TASK OBJECTIVE: Return the records exactly as they are.

GIVEN RECORDS:
========
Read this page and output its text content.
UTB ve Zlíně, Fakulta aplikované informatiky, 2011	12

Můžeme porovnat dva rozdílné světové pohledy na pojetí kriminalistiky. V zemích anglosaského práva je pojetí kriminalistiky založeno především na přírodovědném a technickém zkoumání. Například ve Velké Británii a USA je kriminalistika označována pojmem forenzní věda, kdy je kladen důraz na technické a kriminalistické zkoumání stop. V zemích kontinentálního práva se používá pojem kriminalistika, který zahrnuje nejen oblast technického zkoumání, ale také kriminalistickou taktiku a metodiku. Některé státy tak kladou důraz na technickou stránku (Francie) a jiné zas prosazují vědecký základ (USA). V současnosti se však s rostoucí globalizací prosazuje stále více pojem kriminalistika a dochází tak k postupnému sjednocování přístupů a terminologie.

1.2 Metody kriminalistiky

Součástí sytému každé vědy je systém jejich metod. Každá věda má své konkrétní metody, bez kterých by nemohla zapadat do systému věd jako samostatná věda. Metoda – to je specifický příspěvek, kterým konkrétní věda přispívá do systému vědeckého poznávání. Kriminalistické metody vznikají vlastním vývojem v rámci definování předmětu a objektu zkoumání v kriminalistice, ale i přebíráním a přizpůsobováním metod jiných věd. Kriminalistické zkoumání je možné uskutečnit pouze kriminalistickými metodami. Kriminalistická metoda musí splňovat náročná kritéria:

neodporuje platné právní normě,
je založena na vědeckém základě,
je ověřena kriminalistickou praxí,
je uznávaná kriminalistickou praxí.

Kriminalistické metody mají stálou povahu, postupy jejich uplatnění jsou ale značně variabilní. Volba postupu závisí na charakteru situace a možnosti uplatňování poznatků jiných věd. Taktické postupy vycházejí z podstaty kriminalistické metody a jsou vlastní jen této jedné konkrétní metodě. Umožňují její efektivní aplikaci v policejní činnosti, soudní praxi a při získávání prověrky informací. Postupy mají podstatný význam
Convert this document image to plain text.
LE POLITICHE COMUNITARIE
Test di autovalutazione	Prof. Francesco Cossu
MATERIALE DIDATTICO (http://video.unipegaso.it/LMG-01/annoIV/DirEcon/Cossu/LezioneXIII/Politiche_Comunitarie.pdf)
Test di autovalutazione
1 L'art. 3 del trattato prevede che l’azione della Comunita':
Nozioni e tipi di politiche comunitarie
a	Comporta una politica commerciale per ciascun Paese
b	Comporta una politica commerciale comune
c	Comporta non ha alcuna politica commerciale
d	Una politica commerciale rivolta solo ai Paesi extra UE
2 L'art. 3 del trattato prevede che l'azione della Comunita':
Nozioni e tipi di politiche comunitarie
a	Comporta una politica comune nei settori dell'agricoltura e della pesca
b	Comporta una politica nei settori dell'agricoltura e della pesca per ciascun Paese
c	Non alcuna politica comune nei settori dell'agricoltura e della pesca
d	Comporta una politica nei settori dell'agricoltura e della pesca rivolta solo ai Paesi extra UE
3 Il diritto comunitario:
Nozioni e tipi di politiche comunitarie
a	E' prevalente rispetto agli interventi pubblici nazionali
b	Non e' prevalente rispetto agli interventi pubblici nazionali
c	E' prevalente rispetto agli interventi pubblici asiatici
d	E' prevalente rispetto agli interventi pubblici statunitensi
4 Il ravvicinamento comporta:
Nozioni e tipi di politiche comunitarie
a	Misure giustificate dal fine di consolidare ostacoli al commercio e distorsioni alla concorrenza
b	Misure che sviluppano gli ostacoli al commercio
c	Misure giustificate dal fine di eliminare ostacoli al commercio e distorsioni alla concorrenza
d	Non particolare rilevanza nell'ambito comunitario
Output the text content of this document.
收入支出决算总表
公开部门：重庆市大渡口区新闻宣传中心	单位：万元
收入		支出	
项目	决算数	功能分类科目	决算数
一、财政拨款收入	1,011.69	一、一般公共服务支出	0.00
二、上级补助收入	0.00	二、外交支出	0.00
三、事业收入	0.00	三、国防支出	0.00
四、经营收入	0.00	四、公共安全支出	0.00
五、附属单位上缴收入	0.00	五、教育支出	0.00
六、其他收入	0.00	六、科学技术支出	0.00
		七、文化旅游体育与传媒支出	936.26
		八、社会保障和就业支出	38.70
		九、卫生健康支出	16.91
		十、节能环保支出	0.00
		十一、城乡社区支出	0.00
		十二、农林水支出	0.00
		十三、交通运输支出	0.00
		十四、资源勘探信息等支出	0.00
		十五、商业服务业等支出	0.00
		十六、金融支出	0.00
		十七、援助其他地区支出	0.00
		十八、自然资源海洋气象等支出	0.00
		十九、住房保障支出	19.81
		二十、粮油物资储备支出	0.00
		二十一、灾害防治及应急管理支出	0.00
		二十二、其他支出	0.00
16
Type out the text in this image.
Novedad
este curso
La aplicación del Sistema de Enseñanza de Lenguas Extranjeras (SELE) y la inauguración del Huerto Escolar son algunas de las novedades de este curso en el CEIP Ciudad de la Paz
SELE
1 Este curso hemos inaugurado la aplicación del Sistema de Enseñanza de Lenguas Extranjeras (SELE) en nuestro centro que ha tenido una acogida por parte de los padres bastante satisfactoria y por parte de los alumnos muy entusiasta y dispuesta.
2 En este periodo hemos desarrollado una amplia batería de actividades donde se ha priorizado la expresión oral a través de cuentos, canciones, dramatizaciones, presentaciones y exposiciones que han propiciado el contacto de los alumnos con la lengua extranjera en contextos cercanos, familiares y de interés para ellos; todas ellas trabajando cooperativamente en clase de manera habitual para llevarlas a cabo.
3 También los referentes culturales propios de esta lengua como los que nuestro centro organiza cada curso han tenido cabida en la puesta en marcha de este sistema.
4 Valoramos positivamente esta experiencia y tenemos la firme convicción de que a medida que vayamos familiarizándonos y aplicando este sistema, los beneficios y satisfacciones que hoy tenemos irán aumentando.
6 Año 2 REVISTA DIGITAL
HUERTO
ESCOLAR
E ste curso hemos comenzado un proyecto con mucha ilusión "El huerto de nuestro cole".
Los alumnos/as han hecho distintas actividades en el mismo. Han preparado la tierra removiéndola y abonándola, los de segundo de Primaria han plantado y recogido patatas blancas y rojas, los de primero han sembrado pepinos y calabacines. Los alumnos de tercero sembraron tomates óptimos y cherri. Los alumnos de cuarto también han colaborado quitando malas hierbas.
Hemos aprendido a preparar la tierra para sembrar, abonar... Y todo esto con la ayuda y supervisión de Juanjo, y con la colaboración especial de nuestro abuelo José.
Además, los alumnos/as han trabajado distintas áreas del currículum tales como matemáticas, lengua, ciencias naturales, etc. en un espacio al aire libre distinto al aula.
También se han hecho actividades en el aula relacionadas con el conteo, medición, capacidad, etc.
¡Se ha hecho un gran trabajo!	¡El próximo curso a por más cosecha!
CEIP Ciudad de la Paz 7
========
RESULT BELOW:
Read this page and output its text content.
UTB ve Zlíně, Fakulta aplikované informatiky, 2011	12

Můžeme porovnat dva rozdílné světové pohledy na pojetí kriminalistiky. V zemích anglosaského práva je pojetí kriminalistiky založeno především na přírodovědném a technickém zkoumání. Například ve Velké Británii a USA je kriminalistika označována pojmem forenzní věda, kdy je kladen důraz na technické a kriminalistické zkoumání stop. V zemích kontinentálního práva se používá pojem kriminalistika, který zahrnuje nejen oblast technického zkoumání, ale také kriminalistickou taktiku a metodiku. Některé státy tak kladou důraz na technickou stránku (Francie) a jiné zas prosazují vědecký základ (USA). V současnosti se však s rostoucí globalizací prosazuje stále více pojem kriminalistika a dochází tak k postupnému sjednocování přístupů a terminologie.

1.2 Metody kriminalistiky

Součástí sytému každé vědy je systém jejich metod. Každá věda má své konkrétní metody, bez kterých by nemohla zapadat do systému věd jako samostatná věda. Metoda – to je specifický příspěvek, kterým konkrétní věda přispívá do systému vědeckého poznávání. Kriminalistické metody vznikají vlastním vývojem v rámci definování předmětu a objektu zkoumání v kriminalistice, ale i přebíráním a přizpůsobováním metod jiných věd. Kriminalistické zkoumání je možné uskutečnit pouze kriminalistickými metodami. Kriminalistická metoda musí splňovat náročná kritéria:

neodporuje platné právní normě,
je založena na vědeckém základě,
je ověřena kriminalistickou praxí,
je uznávaná kriminalistickou praxí.

Kriminalistické metody mají stálou povahu, postupy jejich uplatnění jsou ale značně variabilní. Volba postupu závisí na charakteru situace a možnosti uplatňování poznatků jiných věd. Taktické postupy vycházejí z podstaty kriminalistické metody a jsou vlastní jen této jedné konkrétní metodě. Umožňují její efektivní aplikaci v policejní činnosti, soudní praxi a při získávání prověrky informací. Postupy mají podstatný význam
Convert this document image to plain text.
LE POLITICHE COMUNITARIE
Test di autovalutazione	Prof. Francesco Cossu
MATERIALE DIDATTICO (http://video.unipegaso.it/LMG-01/annoIV/DirEcon/Cossu/LezioneXIII/Politiche_Comunitarie.pdf)
Test di autovalutazione
1 L'art. 3 del trattato prevede che l’azione della Comunita':
Nozioni e tipi di politiche comunitarie
a	Comporta una politica commerciale per ciascun Paese
b	Comporta una politica commerciale comune
c	Comporta non ha alcuna politica commerciale
d	Una politica commerciale rivolta solo ai Paesi extra UE
2 L'art. 3 del trattato prevede che l'azione della Comunita':
Nozioni e tipi di politiche comunitarie
a	Comporta una politica comune nei settori dell'agricoltura e della pesca
b	Comporta una politica nei settori dell'agricoltura e della pesca per ciascun Paese
c	Non alcuna politica comune nei settori dell'agricoltura e della pesca
d	Comporta una politica nei settori dell'agricoltura e della pesca rivolta solo ai Paesi extra UE
3 Il diritto comunitario:
Nozioni e tipi di politiche comunitarie
a	E' prevalente rispetto agli interventi pubblici nazionali
b	Non e' prevalente rispetto agli interventi pubblici nazionali
c	E' prevalente rispetto agli interventi pubblici asiatici
d	E' prevalente rispetto agli interventi pubblici statunitensi
4 Il ravvicinamento comporta:
Nozioni e tipi di politiche comunitarie
a	Misure giustificate dal fine di consolidare ostacoli al commercio e distorsioni alla concorrenza
b	Misure che sviluppano gli ostacoli al commercio
c	Misure giustificate dal fine di eliminare ostacoli al commercio e distorsioni alla concorrenza
d	Non particolare rilevanza nell'ambito comunitario
Output the text content of this document.
收入支出决算总表
公开部门：重庆市大渡口区新闻宣传中心	单位：万元
收入		支出	
项目	决算数	功能分类科目	决算数
一、财政拨款收入	1,011.69	一、一般公共服务支出	0.00
二、上级补助收入	0.00	二、外交支出	0.00
三、事业收入	0.00	三、国防支出	0.00
四、经营收入	0.00	四、公共安全支出	0.00
五、附属单位上缴收入	0.00	五、教育支出	0.00
六、其他收入	0.00	六、科学技术支出	0.00
		七、文化旅游体育与传媒支出	936.26
		八、社会保障和就业支出	38.70
		九、卫生健康支出	16.91
		十、节能环保支出	0.00
		十一、城乡社区支出	0.00
		十二、农林水支出	0.00
		十三、交通运输支出	0.00
		十四、资源勘探信息等支出	0.00
		十五、商业服务业等支出	0.00
		十六、金融支出	0.00
		十七、援助其他地区支出	0.00
		十八、自然资源海洋气象等支出	0.00
		十九、住房保障支出	19.81
		二十、粮油物资储备支出	0.00
		二十一、灾害防治及应急管理支出	0.00
		二十二、其他支出	0.00
16
Type out the text in this image.
Novedad
este curso
La aplicación del Sistema de Enseñanza de Lenguas Extranjeras (SELE) y la inauguración del Huerto Escolar son algunas de las novedades de este curso en el CEIP Ciudad de la Paz
SELE
1 Este curso hemos inaugurado la aplicación del Sistema de Enseñanza de Lenguas Extranjeras (SELE) en nuestro centro que ha tenido una acogida por parte de los padres bastante satisfactoria y por parte de los alumnos muy entusiasta y dispuesta.
2 En este periodo hemos desarrollado una amplia batería de actividades donde se ha priorizado la expresión oral a través de cuentos, canciones, dramatizaciones, presentaciones y exposiciones que han propiciado el contacto de los alumnos con la lengua extranjera en contextos cercanos, familiares y de interés para ellos; todas ellas trabajando cooperativamente en clase de manera habitual para llevarlas a cabo.
3 También los referentes culturales propios de esta lengua como los que nuestro centro organiza cada curso han tenido cabida en la puesta en marcha de este sistema.
4 Valoramos positivamente esta experiencia y tenemos la firme convicción de que a medida que vayamos familiarizándonos y aplicando este sistema, los beneficios y satisfacciones que hoy tenemos irán aumentando.
6 Año 2 REVISTA DIGITAL
HUERTO
ESCOLAR
E ste curso hemos comenzado un proyecto con mucha ilusión "El huerto de nuestro cole".
Los alumnos/as han hecho distintas actividades en el mismo. Han preparado la tierra removiéndola y abonándola, los de segundo de Primaria han plantado y recogido patatas blancas y rojas, los de primero han sembrado pepinos y calabacines. Los alumnos de tercero sembraron tomates óptimos y cherri. Los alumnos de cuarto también han colaborado quitando malas hierbas.
Hemos aprendido a preparar la tierra para sembrar, abonar... Y todo esto con la ayuda y supervisión de Juanjo, y con la colaboración especial de nuestro abuelo José.
Además, los alumnos/as han trabajado distintas áreas del currículum tales como matemáticas, lengua, ciencias naturales, etc. en un espacio al aire libre distinto al aula.
También se han hecho actividades en el aula relacionadas con el conteo, medición, capacidad, etc.
¡Se ha hecho un gran trabajo!	¡El próximo curso a por más cosecha!
CEIP Ciudad de la Paz 7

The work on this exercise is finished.